- **PROBLEM**
Check each line of the entries below for the string "Vers"; copy every line where it appears.

··· AVAILABLE RECORDS

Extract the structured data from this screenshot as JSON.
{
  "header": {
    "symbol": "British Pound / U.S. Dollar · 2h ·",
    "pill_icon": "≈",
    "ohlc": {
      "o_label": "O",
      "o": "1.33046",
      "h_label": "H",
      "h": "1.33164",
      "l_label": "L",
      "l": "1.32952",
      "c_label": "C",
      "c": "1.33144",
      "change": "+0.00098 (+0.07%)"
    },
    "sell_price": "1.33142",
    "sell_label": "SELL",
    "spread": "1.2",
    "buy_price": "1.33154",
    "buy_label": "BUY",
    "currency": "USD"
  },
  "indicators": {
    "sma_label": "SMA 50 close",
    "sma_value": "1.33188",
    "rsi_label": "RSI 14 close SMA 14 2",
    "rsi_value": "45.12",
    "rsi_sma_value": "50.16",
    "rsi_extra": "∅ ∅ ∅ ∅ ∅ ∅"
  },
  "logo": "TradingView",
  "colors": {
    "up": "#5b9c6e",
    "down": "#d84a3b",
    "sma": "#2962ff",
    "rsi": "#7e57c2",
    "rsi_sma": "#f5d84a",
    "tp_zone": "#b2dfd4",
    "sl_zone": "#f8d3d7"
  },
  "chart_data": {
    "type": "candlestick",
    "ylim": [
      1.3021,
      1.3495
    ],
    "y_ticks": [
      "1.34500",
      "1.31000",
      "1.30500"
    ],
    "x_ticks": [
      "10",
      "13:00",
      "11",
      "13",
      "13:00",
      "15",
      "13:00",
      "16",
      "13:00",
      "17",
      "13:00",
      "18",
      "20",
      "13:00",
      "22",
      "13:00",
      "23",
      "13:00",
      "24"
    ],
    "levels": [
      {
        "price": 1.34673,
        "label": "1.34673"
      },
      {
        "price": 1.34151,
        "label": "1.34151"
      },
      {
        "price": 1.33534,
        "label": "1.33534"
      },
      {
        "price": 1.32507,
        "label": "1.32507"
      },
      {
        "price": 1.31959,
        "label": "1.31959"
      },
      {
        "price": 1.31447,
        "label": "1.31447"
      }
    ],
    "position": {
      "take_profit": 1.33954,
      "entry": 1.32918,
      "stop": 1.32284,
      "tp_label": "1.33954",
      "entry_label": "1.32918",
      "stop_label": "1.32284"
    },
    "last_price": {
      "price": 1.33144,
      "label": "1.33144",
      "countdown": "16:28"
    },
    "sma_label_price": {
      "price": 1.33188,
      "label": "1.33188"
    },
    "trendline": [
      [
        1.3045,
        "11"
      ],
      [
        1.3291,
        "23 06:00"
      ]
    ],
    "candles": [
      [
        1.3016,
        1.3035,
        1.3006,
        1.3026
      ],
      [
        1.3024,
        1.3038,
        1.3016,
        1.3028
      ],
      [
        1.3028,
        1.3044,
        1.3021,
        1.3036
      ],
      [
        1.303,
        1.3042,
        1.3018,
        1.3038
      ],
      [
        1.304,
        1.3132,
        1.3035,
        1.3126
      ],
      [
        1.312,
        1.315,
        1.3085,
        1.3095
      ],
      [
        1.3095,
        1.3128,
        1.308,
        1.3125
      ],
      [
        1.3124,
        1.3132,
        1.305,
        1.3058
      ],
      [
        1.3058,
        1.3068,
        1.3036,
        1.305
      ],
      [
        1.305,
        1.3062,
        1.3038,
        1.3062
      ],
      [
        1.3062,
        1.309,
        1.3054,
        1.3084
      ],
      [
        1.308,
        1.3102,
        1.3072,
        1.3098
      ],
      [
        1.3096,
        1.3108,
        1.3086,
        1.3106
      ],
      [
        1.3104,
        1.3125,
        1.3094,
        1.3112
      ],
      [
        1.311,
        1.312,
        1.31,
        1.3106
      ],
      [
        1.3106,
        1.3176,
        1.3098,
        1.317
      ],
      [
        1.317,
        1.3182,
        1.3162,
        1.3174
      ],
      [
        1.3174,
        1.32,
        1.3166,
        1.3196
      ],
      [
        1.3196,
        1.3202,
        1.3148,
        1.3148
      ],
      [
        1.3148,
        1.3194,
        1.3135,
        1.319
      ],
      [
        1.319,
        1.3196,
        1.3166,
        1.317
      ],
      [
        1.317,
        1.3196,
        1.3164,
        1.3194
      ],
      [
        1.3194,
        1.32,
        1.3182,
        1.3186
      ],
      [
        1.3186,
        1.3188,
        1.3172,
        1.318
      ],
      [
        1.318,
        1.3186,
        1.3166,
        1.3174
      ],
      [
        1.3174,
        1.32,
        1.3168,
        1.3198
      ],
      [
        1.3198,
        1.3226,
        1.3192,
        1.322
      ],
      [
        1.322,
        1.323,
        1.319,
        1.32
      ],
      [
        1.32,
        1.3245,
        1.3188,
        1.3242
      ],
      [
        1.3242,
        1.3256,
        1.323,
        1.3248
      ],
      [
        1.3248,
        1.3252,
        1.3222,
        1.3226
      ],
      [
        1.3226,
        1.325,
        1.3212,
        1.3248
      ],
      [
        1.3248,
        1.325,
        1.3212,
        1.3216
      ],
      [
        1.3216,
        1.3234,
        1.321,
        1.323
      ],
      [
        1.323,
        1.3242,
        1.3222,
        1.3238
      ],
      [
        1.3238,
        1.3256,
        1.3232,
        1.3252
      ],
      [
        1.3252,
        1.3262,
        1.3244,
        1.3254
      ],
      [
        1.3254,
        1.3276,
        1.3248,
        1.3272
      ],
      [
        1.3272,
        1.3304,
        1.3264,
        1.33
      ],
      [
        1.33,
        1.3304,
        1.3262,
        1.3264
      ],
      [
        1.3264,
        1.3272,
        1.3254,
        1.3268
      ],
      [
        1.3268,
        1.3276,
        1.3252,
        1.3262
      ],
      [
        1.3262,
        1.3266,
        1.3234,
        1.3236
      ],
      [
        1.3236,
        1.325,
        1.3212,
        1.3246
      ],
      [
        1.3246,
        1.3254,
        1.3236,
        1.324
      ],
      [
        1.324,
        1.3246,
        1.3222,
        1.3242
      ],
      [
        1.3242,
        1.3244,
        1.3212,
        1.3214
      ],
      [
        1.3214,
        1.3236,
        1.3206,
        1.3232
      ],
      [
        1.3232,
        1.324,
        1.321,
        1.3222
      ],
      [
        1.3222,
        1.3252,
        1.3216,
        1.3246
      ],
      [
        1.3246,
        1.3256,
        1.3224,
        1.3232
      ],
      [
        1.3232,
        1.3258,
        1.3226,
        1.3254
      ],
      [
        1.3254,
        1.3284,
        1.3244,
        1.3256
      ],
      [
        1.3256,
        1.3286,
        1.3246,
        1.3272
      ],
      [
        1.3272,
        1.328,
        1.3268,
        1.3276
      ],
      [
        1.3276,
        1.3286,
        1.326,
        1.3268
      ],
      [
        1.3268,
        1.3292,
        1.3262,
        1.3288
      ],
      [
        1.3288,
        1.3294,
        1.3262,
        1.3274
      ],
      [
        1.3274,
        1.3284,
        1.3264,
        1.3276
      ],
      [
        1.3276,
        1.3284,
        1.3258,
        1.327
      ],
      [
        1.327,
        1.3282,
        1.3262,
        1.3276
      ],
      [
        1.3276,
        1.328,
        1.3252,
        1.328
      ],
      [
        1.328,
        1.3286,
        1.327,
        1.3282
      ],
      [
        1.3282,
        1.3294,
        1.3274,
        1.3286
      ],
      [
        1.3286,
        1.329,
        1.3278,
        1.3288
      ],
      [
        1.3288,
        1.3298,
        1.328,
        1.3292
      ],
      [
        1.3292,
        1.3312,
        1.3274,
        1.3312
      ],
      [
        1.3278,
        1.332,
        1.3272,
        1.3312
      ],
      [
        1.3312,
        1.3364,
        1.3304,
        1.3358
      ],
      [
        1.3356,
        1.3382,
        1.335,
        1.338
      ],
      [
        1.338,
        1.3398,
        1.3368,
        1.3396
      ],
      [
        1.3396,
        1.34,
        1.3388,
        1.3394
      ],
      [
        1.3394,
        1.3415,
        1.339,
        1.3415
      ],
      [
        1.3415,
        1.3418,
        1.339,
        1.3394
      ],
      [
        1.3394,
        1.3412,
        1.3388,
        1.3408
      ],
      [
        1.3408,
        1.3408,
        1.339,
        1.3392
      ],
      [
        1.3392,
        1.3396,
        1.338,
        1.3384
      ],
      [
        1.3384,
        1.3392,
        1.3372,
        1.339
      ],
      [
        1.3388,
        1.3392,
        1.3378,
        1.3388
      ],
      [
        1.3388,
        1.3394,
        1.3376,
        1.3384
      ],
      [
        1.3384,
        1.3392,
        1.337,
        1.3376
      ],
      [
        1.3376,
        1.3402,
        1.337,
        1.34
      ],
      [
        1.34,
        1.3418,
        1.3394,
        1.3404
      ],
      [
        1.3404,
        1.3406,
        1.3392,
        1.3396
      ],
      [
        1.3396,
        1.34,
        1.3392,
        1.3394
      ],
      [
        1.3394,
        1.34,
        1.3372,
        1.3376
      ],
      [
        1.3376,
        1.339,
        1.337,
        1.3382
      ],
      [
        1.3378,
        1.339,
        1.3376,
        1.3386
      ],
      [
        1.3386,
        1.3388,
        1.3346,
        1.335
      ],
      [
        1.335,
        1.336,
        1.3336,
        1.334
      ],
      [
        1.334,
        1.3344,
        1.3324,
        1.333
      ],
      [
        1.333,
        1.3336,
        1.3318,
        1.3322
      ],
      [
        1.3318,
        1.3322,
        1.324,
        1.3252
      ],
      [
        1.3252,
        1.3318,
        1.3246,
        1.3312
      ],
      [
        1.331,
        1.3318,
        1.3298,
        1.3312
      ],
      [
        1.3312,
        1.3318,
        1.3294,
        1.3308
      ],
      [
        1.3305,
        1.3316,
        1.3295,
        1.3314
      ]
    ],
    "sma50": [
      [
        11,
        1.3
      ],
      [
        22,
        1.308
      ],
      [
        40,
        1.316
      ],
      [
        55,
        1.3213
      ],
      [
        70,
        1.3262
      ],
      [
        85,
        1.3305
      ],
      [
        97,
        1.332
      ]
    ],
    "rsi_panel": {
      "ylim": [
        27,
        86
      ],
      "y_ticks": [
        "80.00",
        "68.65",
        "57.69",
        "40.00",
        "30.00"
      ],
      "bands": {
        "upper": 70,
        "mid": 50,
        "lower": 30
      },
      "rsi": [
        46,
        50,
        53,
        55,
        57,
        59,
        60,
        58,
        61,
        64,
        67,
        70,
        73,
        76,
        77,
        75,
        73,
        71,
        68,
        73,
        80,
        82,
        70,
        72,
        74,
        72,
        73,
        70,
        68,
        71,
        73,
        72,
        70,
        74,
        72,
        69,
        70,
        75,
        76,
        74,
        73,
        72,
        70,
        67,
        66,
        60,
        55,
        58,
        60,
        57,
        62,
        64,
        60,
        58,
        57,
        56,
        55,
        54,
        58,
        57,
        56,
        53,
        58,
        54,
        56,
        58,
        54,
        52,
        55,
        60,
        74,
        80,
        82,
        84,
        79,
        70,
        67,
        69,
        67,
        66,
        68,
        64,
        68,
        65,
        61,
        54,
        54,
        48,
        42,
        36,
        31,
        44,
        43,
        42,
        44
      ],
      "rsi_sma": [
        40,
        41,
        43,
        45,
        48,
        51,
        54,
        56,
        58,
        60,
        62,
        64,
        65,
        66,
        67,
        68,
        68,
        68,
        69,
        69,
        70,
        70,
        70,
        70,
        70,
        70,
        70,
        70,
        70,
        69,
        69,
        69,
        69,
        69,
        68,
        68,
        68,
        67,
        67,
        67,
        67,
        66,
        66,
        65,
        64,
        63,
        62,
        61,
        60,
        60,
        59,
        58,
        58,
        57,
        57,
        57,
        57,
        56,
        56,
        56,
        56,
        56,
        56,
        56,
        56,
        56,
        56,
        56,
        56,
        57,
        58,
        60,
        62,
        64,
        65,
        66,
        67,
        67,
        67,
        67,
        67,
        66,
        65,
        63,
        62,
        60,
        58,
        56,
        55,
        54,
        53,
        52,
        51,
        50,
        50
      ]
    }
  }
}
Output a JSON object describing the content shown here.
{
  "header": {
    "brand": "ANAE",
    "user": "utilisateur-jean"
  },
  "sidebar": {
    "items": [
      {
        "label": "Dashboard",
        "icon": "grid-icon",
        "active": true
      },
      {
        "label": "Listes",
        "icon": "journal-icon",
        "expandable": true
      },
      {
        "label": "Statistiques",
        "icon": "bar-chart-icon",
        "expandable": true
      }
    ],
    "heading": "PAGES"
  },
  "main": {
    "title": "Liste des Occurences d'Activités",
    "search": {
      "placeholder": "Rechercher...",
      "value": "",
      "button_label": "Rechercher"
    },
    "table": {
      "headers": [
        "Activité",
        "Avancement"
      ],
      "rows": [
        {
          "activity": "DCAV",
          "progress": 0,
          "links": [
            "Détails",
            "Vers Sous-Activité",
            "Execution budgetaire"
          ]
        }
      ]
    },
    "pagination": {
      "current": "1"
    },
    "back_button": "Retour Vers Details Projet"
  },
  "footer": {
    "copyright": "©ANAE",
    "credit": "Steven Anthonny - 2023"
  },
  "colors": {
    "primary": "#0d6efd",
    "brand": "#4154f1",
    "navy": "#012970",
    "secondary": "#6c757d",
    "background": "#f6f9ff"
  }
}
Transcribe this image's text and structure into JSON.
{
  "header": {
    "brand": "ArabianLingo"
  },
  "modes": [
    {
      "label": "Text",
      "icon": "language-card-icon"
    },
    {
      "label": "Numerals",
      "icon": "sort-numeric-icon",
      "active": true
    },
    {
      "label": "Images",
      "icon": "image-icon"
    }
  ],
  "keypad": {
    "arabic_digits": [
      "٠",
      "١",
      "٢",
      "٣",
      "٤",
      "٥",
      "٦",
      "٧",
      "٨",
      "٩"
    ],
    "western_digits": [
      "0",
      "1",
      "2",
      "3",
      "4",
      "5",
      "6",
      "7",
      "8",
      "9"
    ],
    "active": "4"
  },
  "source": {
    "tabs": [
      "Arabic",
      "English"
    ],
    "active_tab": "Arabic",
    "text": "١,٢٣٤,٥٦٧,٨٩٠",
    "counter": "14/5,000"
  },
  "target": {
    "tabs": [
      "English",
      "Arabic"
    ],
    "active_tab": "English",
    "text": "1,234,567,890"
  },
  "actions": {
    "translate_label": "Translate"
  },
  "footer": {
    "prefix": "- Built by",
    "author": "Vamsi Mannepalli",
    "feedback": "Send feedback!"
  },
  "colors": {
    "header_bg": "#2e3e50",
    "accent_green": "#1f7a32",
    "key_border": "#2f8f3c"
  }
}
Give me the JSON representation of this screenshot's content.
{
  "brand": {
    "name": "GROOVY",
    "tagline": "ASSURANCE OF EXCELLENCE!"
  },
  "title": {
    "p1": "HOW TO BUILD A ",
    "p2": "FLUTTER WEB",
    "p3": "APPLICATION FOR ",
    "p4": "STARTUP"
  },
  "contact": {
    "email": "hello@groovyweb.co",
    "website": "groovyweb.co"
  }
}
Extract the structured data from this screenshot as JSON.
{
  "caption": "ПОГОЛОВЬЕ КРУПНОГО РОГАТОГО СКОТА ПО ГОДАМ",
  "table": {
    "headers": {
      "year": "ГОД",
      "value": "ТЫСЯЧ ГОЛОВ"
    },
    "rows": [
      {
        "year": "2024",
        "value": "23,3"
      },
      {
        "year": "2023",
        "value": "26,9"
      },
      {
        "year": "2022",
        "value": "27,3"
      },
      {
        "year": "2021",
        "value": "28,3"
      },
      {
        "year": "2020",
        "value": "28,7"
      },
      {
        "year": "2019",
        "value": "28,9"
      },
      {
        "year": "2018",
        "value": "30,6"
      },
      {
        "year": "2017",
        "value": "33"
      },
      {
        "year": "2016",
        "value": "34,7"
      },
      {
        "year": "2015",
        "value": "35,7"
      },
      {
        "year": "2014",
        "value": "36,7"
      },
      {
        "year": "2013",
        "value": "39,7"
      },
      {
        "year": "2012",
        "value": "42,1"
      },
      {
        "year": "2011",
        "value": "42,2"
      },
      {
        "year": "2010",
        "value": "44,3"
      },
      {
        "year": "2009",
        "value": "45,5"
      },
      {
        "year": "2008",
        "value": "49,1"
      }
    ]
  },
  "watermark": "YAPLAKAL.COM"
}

······

- **FINISHED ANSWER**
            "Vers Sous-Activité",
    "back_button": "Retour Vers Details Projet"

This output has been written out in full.